*THE PROBLEM:*
Update the lines from the first one through the line containing "The height-patterned structure", inclusive, by replacing "stack of layers" with "layer stack" and leaving everything else as it is. Give back only those lines.

*Some lines:*
########################################
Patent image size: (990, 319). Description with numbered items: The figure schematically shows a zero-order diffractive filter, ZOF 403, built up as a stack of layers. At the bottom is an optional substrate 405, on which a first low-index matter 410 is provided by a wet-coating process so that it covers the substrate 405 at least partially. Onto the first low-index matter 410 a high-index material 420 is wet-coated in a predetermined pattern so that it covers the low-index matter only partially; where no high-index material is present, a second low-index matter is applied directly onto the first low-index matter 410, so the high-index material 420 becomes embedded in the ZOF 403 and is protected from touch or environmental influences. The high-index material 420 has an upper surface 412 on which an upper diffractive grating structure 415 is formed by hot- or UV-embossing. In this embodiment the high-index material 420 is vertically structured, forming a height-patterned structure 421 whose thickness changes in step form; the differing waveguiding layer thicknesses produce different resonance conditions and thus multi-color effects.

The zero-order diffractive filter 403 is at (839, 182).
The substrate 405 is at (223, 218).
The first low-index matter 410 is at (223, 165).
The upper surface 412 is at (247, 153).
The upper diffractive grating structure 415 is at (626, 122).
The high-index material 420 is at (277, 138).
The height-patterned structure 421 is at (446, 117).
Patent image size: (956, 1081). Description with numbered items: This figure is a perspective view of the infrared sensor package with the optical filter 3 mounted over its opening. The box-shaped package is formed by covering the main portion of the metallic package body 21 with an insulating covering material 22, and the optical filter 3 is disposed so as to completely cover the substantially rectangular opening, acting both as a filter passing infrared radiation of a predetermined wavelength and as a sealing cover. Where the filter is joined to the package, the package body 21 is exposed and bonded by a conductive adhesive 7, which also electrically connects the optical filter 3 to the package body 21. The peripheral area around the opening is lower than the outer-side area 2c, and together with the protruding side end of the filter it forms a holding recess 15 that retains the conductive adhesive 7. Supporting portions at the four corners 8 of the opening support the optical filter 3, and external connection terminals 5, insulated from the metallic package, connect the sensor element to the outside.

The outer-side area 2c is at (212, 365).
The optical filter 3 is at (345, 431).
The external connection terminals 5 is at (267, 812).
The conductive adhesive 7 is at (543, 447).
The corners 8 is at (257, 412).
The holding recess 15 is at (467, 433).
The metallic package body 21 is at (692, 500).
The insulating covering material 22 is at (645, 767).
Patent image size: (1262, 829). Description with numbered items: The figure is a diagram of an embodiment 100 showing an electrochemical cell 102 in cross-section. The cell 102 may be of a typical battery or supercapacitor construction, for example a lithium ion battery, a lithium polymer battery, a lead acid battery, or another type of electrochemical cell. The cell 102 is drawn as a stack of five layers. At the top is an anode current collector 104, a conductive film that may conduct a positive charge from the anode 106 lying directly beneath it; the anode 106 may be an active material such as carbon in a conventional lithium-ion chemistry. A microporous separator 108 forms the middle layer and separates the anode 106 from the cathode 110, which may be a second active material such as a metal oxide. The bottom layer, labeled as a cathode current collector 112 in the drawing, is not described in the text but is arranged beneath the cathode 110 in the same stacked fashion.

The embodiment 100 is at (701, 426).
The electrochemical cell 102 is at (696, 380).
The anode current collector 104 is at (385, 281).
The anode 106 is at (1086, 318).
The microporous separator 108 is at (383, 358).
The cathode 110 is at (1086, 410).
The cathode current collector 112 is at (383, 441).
########################################
*COMPLETED TASK:*
Patent image size: (990, 319). Description with numbered items: The figure schematically shows a zero-order diffractive filter, ZOF 403, built up as a layer stack. At the bottom is an optional substrate 405, on which a first low-index matter 410 is provided by a wet-coating process so that it covers the substrate 405 at least partially. Onto the first low-index matter 410 a high-index material 420 is wet-coated in a predetermined pattern so that it covers the low-index matter only partially; where no high-index material is present, a second low-index matter is applied directly onto the first low-index matter 410, so the high-index material 420 becomes embedded in the ZOF 403 and is protected from touch or environmental influences. The high-index material 420 has an upper surface 412 on which an upper diffractive grating structure 415 is formed by hot- or UV-embossing. In this embodiment the high-index material 420 is vertically structured, forming a height-patterned structure 421 whose thickness changes in step form; the differing waveguiding layer thicknesses produce different resonance conditions and thus multi-color effects.

The zero-order diffractive filter 403 is at (839, 182).
The substrate 405 is at (223, 218).
The first low-index matter 410 is at (223, 165).
The upper surface 412 is at (247, 153).
The upper diffractive grating structure 415 is at (626, 122).
The high-index material 420 is at (277, 138).
The height-patterned structure 421 is at (446, 117).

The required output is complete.